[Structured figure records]
──────
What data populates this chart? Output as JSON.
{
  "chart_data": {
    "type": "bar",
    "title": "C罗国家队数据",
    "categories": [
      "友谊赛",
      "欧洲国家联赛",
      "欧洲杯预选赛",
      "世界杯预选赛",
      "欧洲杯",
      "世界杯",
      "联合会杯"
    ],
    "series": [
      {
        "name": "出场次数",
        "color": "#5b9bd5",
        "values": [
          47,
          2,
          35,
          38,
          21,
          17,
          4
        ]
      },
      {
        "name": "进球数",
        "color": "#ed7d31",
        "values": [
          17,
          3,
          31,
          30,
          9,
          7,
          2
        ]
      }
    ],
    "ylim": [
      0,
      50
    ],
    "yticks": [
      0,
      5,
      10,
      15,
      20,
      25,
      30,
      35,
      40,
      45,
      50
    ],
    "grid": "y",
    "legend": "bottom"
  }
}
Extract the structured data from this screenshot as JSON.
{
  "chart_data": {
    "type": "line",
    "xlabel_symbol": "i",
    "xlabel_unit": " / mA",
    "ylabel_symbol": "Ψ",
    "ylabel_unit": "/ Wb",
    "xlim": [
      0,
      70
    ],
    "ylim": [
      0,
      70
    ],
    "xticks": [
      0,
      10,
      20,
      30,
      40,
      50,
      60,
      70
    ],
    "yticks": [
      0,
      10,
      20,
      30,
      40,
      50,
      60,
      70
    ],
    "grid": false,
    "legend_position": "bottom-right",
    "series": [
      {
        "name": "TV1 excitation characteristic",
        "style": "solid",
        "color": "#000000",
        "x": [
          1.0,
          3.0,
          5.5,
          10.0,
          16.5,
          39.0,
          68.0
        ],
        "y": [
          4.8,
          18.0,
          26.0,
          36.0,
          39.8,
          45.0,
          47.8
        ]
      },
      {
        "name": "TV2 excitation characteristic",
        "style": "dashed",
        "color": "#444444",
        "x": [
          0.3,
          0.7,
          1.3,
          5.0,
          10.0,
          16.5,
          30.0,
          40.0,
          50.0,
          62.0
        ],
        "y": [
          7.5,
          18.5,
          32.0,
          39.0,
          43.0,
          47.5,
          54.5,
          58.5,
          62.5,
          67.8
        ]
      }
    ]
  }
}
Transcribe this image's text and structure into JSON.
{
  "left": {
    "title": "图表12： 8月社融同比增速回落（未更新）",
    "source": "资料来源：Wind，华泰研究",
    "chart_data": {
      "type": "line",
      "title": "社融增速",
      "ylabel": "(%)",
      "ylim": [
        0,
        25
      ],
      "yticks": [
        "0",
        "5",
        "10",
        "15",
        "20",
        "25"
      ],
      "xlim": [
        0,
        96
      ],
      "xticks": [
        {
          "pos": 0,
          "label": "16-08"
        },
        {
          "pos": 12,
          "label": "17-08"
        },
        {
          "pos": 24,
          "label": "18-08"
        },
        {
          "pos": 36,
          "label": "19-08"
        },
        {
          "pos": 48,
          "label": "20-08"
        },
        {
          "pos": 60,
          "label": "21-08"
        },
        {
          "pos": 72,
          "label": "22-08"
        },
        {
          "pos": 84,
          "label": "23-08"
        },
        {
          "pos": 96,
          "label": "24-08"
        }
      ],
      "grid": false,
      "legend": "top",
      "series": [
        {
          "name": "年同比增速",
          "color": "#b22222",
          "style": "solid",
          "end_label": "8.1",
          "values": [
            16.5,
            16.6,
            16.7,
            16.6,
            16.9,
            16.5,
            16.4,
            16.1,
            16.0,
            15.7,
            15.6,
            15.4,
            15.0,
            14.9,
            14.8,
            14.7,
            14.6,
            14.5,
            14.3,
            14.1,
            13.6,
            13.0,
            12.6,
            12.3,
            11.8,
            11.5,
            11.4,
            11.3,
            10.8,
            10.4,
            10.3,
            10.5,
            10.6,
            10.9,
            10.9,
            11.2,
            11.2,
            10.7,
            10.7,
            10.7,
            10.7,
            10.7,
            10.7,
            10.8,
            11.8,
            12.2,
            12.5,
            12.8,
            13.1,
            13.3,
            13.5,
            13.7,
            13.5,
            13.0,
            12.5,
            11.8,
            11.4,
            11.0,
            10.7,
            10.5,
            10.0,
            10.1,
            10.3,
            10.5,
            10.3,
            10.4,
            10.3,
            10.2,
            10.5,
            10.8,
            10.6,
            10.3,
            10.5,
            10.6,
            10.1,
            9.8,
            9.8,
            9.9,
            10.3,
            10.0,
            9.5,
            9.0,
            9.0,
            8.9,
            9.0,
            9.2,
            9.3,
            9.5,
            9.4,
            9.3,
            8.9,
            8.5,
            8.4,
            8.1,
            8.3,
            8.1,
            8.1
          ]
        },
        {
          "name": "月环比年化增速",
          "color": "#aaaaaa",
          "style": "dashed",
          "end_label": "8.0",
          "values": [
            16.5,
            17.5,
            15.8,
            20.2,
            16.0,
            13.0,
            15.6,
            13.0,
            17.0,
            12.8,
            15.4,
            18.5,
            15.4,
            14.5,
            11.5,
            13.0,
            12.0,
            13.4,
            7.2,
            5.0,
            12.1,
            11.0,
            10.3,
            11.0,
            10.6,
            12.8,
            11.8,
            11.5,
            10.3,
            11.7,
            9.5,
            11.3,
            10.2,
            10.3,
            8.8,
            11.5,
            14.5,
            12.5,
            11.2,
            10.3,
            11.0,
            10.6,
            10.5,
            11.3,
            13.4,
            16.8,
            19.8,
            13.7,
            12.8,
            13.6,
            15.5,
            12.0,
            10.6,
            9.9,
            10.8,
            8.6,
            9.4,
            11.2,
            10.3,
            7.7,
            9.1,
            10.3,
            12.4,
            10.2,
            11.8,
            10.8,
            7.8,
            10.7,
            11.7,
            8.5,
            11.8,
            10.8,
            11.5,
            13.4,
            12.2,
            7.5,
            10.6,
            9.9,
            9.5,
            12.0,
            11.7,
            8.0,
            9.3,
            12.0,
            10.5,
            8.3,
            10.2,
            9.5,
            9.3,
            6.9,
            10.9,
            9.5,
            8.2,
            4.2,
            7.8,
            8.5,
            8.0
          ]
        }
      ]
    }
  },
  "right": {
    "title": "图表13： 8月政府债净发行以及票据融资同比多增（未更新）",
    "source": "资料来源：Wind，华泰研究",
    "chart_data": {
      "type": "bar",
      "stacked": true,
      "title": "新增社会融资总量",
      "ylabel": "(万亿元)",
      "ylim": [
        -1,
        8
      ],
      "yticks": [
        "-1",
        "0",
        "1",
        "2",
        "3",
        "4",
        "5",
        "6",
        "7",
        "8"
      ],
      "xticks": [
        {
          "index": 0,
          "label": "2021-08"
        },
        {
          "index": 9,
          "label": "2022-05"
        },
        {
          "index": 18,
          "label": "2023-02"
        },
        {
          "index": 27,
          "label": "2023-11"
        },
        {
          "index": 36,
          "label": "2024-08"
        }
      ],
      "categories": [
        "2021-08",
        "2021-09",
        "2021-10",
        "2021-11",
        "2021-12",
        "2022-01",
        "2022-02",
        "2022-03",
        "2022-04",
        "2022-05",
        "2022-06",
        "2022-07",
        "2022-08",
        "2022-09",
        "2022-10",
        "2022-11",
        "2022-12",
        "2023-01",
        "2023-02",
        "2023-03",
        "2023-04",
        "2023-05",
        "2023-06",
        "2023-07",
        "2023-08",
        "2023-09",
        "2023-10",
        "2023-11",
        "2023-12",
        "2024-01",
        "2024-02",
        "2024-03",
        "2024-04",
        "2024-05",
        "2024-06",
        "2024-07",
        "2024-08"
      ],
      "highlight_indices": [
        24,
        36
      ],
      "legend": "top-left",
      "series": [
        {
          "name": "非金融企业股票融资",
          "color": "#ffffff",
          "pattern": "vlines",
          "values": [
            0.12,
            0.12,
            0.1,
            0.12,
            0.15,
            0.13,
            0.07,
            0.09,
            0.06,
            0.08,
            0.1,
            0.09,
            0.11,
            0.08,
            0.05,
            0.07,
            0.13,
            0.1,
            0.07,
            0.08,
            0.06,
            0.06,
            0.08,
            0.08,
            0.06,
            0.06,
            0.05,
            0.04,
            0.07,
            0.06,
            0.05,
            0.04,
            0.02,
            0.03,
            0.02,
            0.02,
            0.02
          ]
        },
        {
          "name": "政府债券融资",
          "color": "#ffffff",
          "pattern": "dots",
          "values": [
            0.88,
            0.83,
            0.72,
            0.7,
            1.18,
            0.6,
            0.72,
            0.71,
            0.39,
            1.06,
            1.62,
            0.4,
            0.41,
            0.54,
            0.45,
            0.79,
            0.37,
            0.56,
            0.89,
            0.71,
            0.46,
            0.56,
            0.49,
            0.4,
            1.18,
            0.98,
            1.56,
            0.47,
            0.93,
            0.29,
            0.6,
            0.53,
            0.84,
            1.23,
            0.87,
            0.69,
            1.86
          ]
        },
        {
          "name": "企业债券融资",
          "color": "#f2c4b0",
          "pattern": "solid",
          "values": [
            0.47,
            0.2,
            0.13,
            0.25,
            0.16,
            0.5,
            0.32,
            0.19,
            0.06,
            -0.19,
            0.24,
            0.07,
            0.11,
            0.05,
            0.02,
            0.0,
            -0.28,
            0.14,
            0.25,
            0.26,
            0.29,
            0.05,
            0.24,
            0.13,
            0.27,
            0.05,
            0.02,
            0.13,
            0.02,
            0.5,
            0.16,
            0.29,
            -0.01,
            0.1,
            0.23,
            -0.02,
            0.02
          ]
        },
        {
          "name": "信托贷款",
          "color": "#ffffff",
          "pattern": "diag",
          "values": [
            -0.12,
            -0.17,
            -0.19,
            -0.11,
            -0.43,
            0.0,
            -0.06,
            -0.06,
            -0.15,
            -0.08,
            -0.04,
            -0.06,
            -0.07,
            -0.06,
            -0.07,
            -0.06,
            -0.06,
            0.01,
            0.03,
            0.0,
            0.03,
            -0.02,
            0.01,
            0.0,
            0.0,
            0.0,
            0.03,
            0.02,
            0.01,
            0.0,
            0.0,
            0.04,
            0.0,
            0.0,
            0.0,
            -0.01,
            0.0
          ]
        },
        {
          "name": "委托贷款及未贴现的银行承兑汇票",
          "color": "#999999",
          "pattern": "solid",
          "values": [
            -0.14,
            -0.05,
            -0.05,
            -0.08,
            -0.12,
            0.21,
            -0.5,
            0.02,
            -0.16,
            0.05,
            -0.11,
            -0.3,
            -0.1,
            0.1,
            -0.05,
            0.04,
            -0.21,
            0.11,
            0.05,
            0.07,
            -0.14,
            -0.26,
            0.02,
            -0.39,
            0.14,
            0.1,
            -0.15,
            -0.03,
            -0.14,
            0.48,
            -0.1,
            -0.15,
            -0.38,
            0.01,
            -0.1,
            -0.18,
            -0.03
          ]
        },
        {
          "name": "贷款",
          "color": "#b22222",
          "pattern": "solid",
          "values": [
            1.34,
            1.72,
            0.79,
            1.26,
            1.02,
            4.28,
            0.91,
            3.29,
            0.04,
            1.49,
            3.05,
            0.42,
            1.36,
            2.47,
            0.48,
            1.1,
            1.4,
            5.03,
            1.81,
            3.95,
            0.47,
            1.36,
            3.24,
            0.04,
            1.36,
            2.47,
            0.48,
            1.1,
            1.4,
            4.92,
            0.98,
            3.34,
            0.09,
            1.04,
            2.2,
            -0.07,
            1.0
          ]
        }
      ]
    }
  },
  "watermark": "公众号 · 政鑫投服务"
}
──────
Given instruction
Write down every line of the data above that includes the string "color".

Solved exercise
        "color": "#5b9bd5",
        "color": "#ed7d31",
        "color": "#000000",
        "color": "#444444",
          "color": "#b22222",
          "color": "#aaaaaa",
          "color": "#ffffff",
          "color": "#ffffff",
          "color": "#f2c4b0",
          "color": "#ffffff",
          "color": "#999999",
          "color": "#b22222",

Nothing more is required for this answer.